INSTRUCTIONS TO FOLLOW: Determine how many lines of the data below contain "sind", then give only that number.

-- begin --

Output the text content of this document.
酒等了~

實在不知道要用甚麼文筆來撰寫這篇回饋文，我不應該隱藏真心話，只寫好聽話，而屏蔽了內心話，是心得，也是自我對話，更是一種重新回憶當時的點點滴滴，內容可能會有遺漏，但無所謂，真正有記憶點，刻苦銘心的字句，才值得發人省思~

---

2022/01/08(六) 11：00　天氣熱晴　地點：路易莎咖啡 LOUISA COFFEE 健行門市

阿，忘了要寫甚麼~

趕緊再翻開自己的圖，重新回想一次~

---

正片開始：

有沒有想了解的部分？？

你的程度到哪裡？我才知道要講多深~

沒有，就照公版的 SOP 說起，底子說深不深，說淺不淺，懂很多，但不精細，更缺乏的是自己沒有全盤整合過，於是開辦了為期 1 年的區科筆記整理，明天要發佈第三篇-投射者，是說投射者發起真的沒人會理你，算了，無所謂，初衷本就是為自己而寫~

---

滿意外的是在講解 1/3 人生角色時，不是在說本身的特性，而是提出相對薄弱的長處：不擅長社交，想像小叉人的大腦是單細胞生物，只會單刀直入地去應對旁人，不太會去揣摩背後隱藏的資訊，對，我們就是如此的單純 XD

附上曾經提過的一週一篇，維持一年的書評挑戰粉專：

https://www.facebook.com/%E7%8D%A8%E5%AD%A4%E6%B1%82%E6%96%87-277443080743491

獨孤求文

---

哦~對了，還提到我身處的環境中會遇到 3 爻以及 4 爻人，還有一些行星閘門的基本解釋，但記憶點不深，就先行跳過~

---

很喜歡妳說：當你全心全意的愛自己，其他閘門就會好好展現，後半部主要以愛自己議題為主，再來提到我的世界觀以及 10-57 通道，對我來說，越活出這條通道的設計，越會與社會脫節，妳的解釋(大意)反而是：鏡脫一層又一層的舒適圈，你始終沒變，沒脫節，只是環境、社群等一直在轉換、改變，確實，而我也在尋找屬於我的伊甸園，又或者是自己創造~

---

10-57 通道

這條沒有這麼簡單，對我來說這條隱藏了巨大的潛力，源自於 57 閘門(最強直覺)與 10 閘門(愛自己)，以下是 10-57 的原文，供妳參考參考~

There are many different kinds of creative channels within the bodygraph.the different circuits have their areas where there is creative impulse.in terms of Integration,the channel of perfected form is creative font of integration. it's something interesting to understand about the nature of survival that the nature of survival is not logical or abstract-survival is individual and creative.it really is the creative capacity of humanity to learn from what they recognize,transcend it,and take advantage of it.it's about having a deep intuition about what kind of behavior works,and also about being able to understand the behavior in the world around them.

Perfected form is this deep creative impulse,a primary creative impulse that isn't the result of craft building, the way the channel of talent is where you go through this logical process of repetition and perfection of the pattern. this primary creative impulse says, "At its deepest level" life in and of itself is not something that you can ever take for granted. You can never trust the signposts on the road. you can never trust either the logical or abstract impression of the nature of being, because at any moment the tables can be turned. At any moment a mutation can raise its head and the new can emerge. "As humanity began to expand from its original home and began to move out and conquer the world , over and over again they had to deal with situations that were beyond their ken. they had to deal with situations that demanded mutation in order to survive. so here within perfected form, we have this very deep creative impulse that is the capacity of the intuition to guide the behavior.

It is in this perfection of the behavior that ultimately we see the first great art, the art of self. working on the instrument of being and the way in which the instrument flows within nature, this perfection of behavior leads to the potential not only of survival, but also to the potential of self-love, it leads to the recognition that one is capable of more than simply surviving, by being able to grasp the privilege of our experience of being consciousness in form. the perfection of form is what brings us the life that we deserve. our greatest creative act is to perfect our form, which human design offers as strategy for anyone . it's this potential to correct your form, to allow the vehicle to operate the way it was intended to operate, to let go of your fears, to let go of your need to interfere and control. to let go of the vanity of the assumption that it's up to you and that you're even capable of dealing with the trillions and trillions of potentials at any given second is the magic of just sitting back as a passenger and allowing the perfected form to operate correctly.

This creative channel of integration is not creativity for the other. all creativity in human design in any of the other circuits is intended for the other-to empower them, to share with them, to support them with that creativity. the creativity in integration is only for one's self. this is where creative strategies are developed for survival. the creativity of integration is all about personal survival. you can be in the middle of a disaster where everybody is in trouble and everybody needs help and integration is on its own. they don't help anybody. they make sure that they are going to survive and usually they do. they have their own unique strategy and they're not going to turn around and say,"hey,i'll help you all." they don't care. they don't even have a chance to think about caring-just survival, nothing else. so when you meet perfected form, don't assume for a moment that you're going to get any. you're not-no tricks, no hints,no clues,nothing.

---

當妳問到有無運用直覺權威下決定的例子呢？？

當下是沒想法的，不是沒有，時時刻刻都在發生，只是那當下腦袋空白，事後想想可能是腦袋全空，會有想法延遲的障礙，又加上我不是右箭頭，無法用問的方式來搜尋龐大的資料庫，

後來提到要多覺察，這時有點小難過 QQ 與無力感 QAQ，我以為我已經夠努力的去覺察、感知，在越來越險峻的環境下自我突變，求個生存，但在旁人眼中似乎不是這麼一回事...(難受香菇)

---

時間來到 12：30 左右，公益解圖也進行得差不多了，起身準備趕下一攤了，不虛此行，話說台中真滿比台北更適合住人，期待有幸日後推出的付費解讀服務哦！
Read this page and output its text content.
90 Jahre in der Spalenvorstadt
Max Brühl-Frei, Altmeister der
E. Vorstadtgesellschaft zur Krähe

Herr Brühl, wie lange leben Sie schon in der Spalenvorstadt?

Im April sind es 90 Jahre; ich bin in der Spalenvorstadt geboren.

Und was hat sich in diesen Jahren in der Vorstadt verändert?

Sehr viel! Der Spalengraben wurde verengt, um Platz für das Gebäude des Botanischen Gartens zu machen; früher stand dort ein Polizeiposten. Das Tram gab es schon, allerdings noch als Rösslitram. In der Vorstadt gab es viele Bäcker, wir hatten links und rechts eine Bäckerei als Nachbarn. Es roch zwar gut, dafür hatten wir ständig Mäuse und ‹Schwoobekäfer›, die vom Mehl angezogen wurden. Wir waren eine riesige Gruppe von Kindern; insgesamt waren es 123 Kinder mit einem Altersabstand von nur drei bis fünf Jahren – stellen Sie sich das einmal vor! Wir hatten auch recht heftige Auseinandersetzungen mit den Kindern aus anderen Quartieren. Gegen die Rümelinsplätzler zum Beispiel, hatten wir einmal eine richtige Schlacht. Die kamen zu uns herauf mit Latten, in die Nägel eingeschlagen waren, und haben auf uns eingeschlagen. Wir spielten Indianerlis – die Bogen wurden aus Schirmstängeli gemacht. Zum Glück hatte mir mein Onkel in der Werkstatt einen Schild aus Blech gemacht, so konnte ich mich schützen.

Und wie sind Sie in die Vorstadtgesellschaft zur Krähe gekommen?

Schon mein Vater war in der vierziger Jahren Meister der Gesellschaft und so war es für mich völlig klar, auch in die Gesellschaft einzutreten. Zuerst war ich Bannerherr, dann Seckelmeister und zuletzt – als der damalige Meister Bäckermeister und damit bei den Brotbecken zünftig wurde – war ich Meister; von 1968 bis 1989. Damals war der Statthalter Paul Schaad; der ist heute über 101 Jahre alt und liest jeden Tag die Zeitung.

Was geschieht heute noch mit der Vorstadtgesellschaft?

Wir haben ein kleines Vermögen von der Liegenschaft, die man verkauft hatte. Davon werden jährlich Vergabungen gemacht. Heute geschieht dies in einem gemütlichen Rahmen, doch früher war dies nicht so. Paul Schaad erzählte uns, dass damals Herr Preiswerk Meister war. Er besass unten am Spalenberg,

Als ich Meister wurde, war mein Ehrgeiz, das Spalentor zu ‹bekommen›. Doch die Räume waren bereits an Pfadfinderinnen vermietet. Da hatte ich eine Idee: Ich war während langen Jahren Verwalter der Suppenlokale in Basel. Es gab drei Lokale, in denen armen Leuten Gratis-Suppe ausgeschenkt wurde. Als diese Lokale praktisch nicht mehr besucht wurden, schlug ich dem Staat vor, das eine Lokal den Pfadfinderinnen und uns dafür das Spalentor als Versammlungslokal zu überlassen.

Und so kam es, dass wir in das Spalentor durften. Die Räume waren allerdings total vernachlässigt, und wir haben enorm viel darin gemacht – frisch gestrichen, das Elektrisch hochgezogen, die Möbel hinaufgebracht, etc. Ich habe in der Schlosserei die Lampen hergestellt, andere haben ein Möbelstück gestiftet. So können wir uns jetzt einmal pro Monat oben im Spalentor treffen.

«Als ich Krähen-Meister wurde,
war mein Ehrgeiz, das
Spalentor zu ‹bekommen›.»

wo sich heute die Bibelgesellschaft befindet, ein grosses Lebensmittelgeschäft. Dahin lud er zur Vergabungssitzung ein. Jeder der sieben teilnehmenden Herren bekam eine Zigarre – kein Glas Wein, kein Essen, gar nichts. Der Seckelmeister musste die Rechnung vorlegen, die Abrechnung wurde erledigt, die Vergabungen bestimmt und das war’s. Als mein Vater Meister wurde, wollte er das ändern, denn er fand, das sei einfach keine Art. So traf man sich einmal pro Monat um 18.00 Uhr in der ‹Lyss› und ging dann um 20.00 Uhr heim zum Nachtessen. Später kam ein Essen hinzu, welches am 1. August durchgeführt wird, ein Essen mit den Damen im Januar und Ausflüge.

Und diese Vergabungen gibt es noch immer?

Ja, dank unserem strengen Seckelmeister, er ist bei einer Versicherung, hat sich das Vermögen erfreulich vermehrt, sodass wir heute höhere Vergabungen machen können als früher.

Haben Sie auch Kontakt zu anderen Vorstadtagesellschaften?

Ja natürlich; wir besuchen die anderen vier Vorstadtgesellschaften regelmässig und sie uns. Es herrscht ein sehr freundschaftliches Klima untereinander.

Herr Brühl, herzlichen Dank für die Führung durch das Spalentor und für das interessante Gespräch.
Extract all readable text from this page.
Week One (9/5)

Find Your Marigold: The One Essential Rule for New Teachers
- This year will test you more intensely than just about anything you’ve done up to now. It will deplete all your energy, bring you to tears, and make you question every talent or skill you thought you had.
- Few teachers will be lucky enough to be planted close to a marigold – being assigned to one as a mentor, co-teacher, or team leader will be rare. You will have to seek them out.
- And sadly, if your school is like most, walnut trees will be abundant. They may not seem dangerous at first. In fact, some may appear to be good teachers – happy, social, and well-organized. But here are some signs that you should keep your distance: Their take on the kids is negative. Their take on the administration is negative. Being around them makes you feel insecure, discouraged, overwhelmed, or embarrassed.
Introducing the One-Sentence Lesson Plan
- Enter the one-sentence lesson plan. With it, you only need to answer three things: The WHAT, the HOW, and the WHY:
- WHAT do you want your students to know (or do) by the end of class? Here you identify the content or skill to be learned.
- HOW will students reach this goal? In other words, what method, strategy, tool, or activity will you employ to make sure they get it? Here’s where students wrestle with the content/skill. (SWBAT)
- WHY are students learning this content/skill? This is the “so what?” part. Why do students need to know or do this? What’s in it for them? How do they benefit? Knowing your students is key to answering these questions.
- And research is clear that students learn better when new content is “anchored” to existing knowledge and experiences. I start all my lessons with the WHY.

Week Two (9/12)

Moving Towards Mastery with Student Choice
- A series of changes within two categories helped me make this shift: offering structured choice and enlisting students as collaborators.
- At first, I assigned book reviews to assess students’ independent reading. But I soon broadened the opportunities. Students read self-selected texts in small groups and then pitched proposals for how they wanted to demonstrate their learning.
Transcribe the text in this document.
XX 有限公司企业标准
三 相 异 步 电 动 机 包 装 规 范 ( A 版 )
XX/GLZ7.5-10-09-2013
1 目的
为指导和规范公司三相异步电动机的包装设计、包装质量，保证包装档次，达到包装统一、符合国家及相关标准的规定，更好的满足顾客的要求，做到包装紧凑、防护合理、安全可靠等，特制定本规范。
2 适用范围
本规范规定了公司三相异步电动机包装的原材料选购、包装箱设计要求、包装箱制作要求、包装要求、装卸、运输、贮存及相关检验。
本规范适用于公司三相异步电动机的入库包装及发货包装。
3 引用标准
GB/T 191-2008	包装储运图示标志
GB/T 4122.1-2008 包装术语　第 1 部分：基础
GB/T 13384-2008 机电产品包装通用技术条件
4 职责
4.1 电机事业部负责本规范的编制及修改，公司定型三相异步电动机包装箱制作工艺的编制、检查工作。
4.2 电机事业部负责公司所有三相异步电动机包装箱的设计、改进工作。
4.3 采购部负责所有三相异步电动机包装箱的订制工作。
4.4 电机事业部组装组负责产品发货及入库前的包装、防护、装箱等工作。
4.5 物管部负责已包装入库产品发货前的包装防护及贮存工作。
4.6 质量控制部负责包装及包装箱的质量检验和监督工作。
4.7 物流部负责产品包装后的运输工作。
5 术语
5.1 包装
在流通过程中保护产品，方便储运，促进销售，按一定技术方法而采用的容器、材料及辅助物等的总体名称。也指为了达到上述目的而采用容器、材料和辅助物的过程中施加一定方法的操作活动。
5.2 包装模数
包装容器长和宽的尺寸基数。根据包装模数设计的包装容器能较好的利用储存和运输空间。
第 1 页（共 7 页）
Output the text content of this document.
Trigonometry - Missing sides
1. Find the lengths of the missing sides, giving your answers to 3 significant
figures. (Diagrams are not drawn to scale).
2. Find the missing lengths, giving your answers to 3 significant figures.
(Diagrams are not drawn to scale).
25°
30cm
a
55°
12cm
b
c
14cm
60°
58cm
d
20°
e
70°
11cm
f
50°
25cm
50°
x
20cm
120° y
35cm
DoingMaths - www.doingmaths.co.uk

-- end --

OUTPUT OF THE EXERCISE: 2